§ **Task requirements**:
Scan the entries below and extract each line with the word "state" in it.
__________________________________________________
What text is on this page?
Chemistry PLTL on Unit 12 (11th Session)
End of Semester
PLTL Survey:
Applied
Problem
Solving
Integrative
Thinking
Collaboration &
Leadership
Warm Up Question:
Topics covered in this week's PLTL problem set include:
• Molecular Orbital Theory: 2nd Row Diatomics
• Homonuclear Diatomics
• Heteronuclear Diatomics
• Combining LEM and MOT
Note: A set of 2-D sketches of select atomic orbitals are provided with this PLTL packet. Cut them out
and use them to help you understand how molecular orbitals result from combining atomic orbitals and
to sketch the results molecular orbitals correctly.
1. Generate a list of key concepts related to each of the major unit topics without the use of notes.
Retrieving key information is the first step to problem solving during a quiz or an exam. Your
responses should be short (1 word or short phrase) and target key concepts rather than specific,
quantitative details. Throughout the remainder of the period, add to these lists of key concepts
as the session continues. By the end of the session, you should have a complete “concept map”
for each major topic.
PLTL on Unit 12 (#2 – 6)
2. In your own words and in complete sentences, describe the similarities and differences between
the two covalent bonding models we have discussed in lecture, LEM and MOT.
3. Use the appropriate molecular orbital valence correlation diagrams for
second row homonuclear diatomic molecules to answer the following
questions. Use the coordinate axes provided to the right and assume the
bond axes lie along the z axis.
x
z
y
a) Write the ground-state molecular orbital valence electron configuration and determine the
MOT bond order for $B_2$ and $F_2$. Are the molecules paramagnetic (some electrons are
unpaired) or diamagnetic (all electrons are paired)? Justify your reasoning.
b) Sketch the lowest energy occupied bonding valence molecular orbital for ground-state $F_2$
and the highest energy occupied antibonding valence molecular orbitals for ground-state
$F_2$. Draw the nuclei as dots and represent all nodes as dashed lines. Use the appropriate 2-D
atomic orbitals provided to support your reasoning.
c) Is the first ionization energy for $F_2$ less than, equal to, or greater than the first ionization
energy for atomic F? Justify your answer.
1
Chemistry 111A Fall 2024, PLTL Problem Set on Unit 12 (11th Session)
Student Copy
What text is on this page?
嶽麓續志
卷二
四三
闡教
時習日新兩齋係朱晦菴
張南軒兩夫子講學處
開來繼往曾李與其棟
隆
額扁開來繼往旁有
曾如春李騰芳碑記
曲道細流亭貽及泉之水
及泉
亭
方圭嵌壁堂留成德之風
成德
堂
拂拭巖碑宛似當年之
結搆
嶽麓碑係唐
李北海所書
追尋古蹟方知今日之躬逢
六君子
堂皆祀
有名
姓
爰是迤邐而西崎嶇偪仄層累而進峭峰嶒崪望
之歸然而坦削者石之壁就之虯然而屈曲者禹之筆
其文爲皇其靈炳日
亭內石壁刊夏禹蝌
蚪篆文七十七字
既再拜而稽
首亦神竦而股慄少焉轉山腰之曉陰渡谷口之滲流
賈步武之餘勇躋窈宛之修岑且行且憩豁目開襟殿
__________________________________________________
§ **Task response**:
a) Write the ground-state molecular orbital valence electron configuration and determine the
b) Sketch the lowest energy occupied bonding valence molecular orbital for ground-state $F_2$
and the highest energy occupied antibonding valence molecular orbitals for ground-state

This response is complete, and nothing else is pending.